THE TASK: Rewrite the items from the first line through the line containing "heatmap-cell: [549, 89, 560, 98]", changing "colorbar-tick-label" to "legend-tick-label" and leaving everything else unchanged.

MATERIAL PROVIDED:

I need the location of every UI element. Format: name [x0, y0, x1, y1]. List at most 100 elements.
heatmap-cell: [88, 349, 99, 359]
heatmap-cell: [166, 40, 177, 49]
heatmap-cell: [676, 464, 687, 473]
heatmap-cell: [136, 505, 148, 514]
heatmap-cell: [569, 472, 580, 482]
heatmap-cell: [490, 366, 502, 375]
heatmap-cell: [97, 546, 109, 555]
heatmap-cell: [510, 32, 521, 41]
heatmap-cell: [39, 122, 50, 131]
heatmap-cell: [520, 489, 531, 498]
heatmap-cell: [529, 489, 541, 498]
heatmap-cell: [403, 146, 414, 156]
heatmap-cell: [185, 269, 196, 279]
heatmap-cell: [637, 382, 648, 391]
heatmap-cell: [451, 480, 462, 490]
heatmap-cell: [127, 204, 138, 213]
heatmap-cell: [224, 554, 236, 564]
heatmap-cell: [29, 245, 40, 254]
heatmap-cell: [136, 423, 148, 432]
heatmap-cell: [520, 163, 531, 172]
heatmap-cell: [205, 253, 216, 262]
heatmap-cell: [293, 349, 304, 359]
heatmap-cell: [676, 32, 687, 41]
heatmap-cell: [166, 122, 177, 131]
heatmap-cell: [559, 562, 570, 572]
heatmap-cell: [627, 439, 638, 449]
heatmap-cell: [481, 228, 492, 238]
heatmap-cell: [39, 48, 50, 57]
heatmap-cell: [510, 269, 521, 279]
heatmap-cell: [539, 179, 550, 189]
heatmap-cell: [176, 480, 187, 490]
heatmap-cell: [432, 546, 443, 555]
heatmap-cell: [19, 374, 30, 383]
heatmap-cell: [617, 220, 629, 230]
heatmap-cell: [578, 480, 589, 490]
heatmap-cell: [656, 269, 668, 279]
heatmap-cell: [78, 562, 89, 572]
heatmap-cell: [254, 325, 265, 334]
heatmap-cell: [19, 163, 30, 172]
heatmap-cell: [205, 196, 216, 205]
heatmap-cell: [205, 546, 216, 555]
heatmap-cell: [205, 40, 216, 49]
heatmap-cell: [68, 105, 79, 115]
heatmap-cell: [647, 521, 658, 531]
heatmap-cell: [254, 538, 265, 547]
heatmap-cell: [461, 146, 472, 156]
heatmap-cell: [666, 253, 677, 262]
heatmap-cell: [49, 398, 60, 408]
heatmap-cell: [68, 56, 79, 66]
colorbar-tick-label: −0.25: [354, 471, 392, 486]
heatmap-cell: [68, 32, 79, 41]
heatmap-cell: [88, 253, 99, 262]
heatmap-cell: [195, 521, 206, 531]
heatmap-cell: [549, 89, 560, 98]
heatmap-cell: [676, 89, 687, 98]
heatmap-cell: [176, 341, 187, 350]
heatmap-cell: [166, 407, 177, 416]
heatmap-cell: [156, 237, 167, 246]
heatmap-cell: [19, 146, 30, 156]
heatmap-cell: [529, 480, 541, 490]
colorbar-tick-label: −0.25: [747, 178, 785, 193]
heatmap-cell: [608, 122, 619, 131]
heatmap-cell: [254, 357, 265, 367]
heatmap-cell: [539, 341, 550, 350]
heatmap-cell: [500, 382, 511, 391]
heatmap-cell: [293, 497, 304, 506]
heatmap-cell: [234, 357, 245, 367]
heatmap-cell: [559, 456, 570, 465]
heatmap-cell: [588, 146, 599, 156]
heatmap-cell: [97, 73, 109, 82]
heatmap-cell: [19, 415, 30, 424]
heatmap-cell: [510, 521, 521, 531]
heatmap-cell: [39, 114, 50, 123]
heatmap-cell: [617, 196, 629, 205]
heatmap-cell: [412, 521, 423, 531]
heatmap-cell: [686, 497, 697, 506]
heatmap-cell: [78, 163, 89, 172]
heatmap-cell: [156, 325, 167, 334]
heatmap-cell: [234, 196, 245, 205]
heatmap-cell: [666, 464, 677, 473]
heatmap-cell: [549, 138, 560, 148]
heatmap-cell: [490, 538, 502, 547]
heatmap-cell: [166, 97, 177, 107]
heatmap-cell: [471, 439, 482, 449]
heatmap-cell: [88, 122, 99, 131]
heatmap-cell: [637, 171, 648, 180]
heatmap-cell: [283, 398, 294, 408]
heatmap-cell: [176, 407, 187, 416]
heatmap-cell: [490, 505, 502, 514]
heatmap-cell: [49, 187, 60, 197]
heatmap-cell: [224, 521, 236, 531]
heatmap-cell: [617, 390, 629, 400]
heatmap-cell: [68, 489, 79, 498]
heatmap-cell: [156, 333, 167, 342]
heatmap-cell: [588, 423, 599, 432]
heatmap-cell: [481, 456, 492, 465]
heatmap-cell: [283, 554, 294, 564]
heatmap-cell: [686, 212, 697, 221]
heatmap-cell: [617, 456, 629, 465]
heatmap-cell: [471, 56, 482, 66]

EXERCISE RESULT:
I need the location of every UI element. Format: name [x0, y0, x1, y1]. List at most 100 elements.
heatmap-cell: [88, 349, 99, 359]
heatmap-cell: [166, 40, 177, 49]
heatmap-cell: [676, 464, 687, 473]
heatmap-cell: [136, 505, 148, 514]
heatmap-cell: [569, 472, 580, 482]
heatmap-cell: [490, 366, 502, 375]
heatmap-cell: [97, 546, 109, 555]
heatmap-cell: [510, 32, 521, 41]
heatmap-cell: [39, 122, 50, 131]
heatmap-cell: [520, 489, 531, 498]
heatmap-cell: [529, 489, 541, 498]
heatmap-cell: [403, 146, 414, 156]
heatmap-cell: [185, 269, 196, 279]
heatmap-cell: [637, 382, 648, 391]
heatmap-cell: [451, 480, 462, 490]
heatmap-cell: [127, 204, 138, 213]
heatmap-cell: [224, 554, 236, 564]
heatmap-cell: [29, 245, 40, 254]
heatmap-cell: [136, 423, 148, 432]
heatmap-cell: [520, 163, 531, 172]
heatmap-cell: [205, 253, 216, 262]
heatmap-cell: [293, 349, 304, 359]
heatmap-cell: [676, 32, 687, 41]
heatmap-cell: [166, 122, 177, 131]
heatmap-cell: [559, 562, 570, 572]
heatmap-cell: [627, 439, 638, 449]
heatmap-cell: [481, 228, 492, 238]
heatmap-cell: [39, 48, 50, 57]
heatmap-cell: [510, 269, 521, 279]
heatmap-cell: [539, 179, 550, 189]
heatmap-cell: [176, 480, 187, 490]
heatmap-cell: [432, 546, 443, 555]
heatmap-cell: [19, 374, 30, 383]
heatmap-cell: [617, 220, 629, 230]
heatmap-cell: [578, 480, 589, 490]
heatmap-cell: [656, 269, 668, 279]
heatmap-cell: [78, 562, 89, 572]
heatmap-cell: [254, 325, 265, 334]
heatmap-cell: [19, 163, 30, 172]
heatmap-cell: [205, 196, 216, 205]
heatmap-cell: [205, 546, 216, 555]
heatmap-cell: [205, 40, 216, 49]
heatmap-cell: [68, 105, 79, 115]
heatmap-cell: [647, 521, 658, 531]
heatmap-cell: [254, 538, 265, 547]
heatmap-cell: [461, 146, 472, 156]
heatmap-cell: [666, 253, 677, 262]
heatmap-cell: [49, 398, 60, 408]
heatmap-cell: [68, 56, 79, 66]
legend-tick-label: −0.25: [354, 471, 392, 486]
heatmap-cell: [68, 32, 79, 41]
heatmap-cell: [88, 253, 99, 262]
heatmap-cell: [195, 521, 206, 531]
heatmap-cell: [549, 89, 560, 98]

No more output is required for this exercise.